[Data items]
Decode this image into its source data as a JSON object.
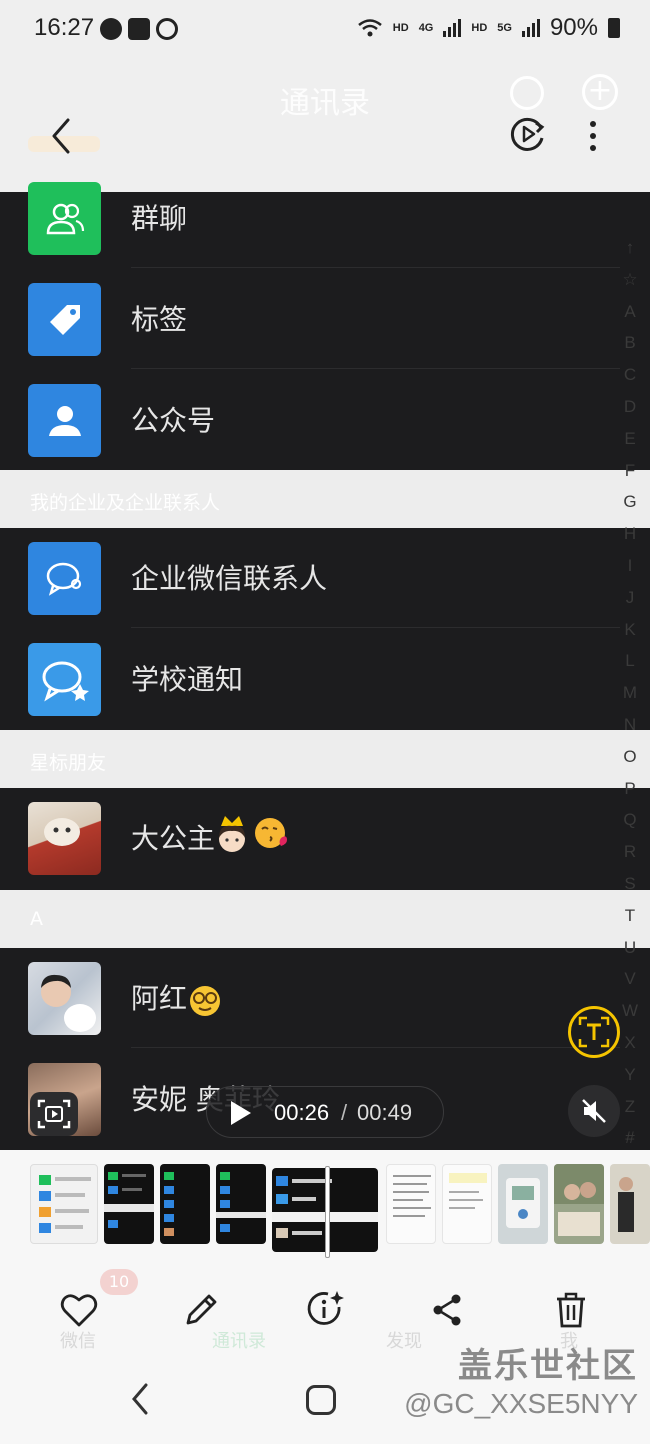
{
  "status_bar": {
    "time": "16:27",
    "net_hd_1": "HD",
    "net_4g": "4G",
    "net_hd_2": "HD",
    "net_5g": "5G",
    "battery": "90%"
  },
  "header": {
    "title": "通讯录"
  },
  "sections": {
    "top_rows": [
      {
        "label": "群聊",
        "icon": "group-chat-icon",
        "color": "#1fbf5b"
      },
      {
        "label": "标签",
        "icon": "tag-icon",
        "color": "#2f86e0"
      },
      {
        "label": "公众号",
        "icon": "official-account-icon",
        "color": "#2f86e0"
      }
    ],
    "enterprise_header": "我的企业及企业联系人",
    "enterprise_rows": [
      {
        "label": "企业微信联系人",
        "icon": "wecom-icon",
        "color": "#2f86e0"
      },
      {
        "label": "学校通知",
        "icon": "school-notice-icon",
        "color": "#3a9ae8"
      }
    ],
    "starred_header": "星标朋友",
    "starred_rows": [
      {
        "label": "大公主"
      }
    ],
    "a_header": "A",
    "a_rows": [
      {
        "label": "阿红"
      },
      {
        "label": "安妮 奥菲玲"
      }
    ]
  },
  "index_bar": [
    "↑",
    "☆",
    "A",
    "B",
    "C",
    "D",
    "E",
    "F",
    "G",
    "H",
    "I",
    "J",
    "K",
    "L",
    "M",
    "N",
    "O",
    "P",
    "Q",
    "R",
    "S",
    "T",
    "U",
    "V",
    "W",
    "X",
    "Y",
    "Z",
    "#"
  ],
  "video": {
    "current": "00:26",
    "separator": "/",
    "total": "00:49"
  },
  "ghost_tabs": {
    "chats": "微信",
    "chats_badge": "10",
    "contacts": "通讯录",
    "discover": "发现",
    "me": "我"
  },
  "watermark": {
    "brand": "盖乐世社区",
    "user": "@GC_XXSE5NYY"
  },
  "colors": {
    "list_bg": "#1c1c1e",
    "gap_bg": "#ededed",
    "accent_green": "#1fbf5b",
    "accent_blue": "#2f86e0",
    "ocr_yellow": "#f5c400"
  }
}
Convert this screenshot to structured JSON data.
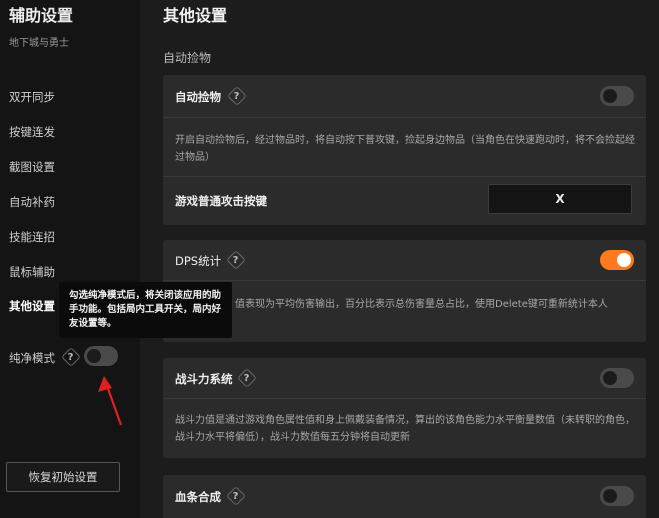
{
  "sidebar": {
    "title": "辅助设置",
    "subtitle": "地下城与勇士",
    "items": [
      {
        "label": "双开同步"
      },
      {
        "label": "按键连发"
      },
      {
        "label": "截图设置"
      },
      {
        "label": "自动补药"
      },
      {
        "label": "技能连招"
      },
      {
        "label": "鼠标辅助"
      },
      {
        "label": "其他设置"
      }
    ],
    "active_item": "其他设置",
    "pure_mode": {
      "label": "纯净模式",
      "enabled": false
    },
    "reset_label": "恢复初始设置"
  },
  "tooltip": {
    "text": "勾选纯净模式后，将关闭该应用的助手功能。包括局内工具开关，局内好友设置等。"
  },
  "main": {
    "page_title": "其他设置",
    "section_title": "自动捡物",
    "cards": [
      {
        "title": "自动捡物",
        "enabled": false,
        "desc": "开启自动捡物后，经过物品时，将自动按下普攻键，捡起身边物品（当角色在快速跑动时，将不会捡起经过物品）",
        "key_label": "游戏普通攻击按键",
        "key_value": "X"
      },
      {
        "title": "DPS统计",
        "enabled": true,
        "desc": "值表现为平均伤害输出，百分比表示总伤害量总占比，使用Delete键可重新统计本人"
      },
      {
        "title": "战斗力系统",
        "enabled": false,
        "desc": "战斗力值是通过游戏角色属性值和身上佩戴装备情况，算出的该角色能力水平衡量数值（未转职的角色，战斗力水平将偏低），战斗力数值每五分钟将自动更新"
      },
      {
        "title": "血条合成",
        "enabled": false
      }
    ]
  },
  "colors": {
    "accent": "#ff7a1f",
    "annotation_arrow": "#e02020"
  }
}
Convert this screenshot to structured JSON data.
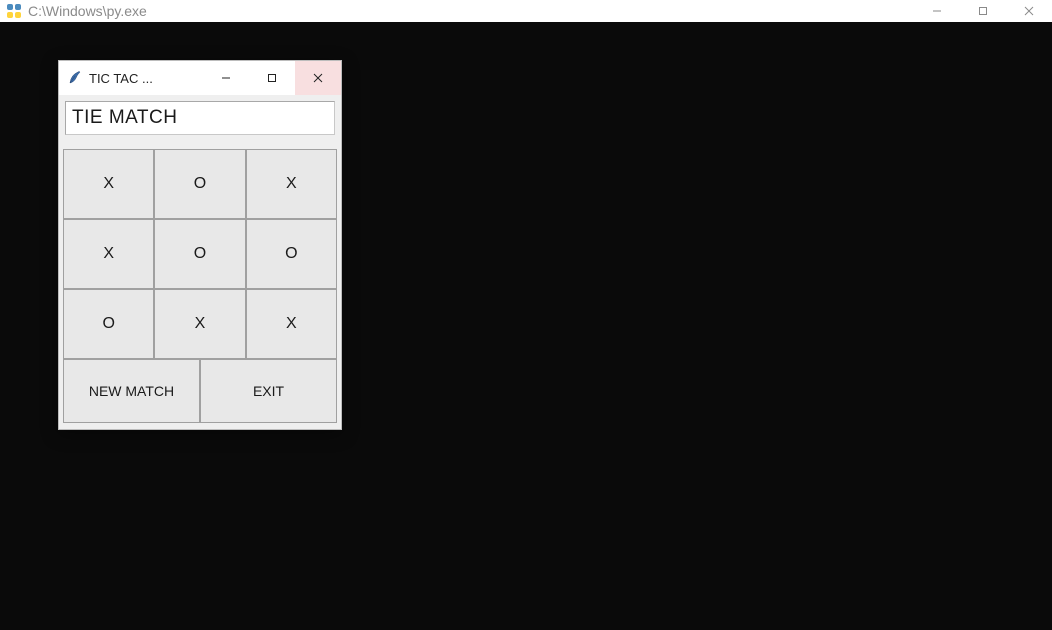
{
  "outer_window": {
    "title": "C:\\Windows\\py.exe"
  },
  "inner_window": {
    "title": "TIC TAC ...",
    "status_text": "TIE MATCH",
    "board": {
      "row0": {
        "c0": "X",
        "c1": "O",
        "c2": "X"
      },
      "row1": {
        "c0": "X",
        "c1": "O",
        "c2": "O"
      },
      "row2": {
        "c0": "O",
        "c1": "X",
        "c2": "X"
      }
    },
    "buttons": {
      "new_match": "NEW MATCH",
      "exit": "EXIT"
    }
  }
}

AIM OF THE EXERCISE:
Locate all lines holding the word "enabled", then copy them out.

SOLUTION:
      "enabled": false
        "enabled": false,
        "enabled": true,
        "enabled": false,
        "enabled": false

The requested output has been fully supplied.